TASK: Find and copy lines holding "JSON".
● ● ● ● ● ● ●
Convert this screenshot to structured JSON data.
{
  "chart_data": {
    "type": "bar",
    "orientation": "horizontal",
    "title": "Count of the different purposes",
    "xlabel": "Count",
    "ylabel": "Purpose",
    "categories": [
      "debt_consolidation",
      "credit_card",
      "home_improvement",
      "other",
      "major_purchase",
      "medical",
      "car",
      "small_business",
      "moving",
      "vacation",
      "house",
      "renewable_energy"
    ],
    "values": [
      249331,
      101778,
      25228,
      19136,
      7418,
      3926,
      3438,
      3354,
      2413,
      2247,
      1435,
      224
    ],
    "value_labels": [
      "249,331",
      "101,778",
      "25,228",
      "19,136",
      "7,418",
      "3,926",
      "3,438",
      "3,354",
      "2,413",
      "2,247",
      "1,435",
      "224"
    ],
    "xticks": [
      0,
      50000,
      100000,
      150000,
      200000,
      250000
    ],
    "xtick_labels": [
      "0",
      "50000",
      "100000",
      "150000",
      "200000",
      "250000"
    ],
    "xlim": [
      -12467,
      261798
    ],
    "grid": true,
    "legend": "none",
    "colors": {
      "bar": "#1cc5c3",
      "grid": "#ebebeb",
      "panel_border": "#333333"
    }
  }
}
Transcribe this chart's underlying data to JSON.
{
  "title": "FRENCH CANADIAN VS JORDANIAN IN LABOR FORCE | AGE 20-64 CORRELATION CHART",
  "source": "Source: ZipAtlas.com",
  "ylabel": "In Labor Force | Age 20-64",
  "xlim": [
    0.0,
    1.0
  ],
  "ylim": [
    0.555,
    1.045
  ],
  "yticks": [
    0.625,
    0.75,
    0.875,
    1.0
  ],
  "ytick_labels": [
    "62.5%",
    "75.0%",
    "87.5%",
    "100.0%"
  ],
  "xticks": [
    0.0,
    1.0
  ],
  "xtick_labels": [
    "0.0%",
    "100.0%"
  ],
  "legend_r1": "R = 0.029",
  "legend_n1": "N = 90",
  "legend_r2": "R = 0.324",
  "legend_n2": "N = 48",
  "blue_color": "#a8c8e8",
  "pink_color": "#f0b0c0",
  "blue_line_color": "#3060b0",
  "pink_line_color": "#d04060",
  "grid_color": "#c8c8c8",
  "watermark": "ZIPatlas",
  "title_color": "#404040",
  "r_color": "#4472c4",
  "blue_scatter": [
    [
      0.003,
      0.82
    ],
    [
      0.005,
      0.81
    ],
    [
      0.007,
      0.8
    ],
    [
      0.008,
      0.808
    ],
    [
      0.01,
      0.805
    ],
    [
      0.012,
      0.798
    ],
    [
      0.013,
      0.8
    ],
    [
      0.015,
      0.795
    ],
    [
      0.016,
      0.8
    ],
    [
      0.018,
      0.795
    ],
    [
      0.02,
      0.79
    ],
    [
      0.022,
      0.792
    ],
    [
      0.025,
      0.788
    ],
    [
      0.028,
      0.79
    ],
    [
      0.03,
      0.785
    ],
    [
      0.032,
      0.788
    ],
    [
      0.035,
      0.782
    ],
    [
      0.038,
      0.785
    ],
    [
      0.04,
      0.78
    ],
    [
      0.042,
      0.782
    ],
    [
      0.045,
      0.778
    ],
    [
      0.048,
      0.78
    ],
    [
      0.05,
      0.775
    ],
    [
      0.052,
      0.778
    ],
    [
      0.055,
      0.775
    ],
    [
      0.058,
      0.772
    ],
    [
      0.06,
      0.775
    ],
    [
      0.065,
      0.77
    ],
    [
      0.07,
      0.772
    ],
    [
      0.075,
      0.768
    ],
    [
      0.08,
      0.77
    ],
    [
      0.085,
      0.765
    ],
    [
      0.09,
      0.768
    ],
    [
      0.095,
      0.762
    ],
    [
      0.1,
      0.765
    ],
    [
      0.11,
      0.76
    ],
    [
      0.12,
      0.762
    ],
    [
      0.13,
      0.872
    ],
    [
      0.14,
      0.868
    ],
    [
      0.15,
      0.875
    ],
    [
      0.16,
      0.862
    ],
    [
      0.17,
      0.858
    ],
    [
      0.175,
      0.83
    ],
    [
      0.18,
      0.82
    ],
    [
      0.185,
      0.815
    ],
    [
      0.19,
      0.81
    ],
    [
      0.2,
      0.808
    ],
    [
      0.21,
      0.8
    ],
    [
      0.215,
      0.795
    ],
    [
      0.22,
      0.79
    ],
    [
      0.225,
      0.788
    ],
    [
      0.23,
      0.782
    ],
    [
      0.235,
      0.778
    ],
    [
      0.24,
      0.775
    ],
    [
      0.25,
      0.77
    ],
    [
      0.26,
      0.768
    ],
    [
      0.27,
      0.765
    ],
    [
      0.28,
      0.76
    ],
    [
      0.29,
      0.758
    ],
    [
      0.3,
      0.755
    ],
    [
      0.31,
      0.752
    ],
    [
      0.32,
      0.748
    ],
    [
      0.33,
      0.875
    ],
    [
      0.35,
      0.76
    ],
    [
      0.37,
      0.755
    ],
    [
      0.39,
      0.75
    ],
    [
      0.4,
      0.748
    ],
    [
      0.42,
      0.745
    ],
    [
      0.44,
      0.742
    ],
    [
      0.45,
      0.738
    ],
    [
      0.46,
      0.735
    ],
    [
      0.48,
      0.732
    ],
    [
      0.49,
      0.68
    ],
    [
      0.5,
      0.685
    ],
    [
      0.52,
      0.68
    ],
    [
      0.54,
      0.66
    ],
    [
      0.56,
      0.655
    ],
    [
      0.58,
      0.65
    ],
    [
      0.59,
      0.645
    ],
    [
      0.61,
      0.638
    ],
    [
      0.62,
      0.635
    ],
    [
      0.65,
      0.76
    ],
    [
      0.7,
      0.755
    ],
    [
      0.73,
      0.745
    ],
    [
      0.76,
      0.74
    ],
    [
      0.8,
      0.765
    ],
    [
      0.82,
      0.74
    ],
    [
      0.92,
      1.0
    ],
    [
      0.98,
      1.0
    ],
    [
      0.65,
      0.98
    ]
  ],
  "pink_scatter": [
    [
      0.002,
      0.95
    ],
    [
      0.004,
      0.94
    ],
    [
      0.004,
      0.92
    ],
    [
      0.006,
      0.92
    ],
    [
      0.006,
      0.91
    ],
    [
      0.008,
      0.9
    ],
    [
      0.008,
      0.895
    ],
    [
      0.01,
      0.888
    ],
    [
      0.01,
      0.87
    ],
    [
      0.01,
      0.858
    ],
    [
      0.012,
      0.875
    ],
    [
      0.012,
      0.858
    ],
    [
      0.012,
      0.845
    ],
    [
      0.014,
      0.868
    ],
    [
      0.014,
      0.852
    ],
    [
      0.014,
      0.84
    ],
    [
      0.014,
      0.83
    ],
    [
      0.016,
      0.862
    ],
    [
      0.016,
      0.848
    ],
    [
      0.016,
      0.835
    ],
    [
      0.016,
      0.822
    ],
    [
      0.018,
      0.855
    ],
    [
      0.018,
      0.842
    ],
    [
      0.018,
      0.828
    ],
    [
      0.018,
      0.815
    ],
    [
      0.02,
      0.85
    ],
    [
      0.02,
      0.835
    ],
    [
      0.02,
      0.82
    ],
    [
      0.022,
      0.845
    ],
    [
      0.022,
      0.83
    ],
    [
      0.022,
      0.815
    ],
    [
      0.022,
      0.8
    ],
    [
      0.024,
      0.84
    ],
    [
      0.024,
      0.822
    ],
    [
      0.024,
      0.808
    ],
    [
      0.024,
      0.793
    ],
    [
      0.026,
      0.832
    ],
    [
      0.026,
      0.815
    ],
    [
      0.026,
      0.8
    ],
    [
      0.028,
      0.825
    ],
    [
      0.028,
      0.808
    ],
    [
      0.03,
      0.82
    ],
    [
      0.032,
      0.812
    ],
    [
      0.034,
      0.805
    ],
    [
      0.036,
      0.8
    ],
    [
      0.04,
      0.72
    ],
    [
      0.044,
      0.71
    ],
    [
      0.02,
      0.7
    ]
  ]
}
● ● ● ● ● ● ●
EXPECTED ANSWER:
Convert this screenshot to structured JSON data.
Transcribe this chart's underlying data to JSON.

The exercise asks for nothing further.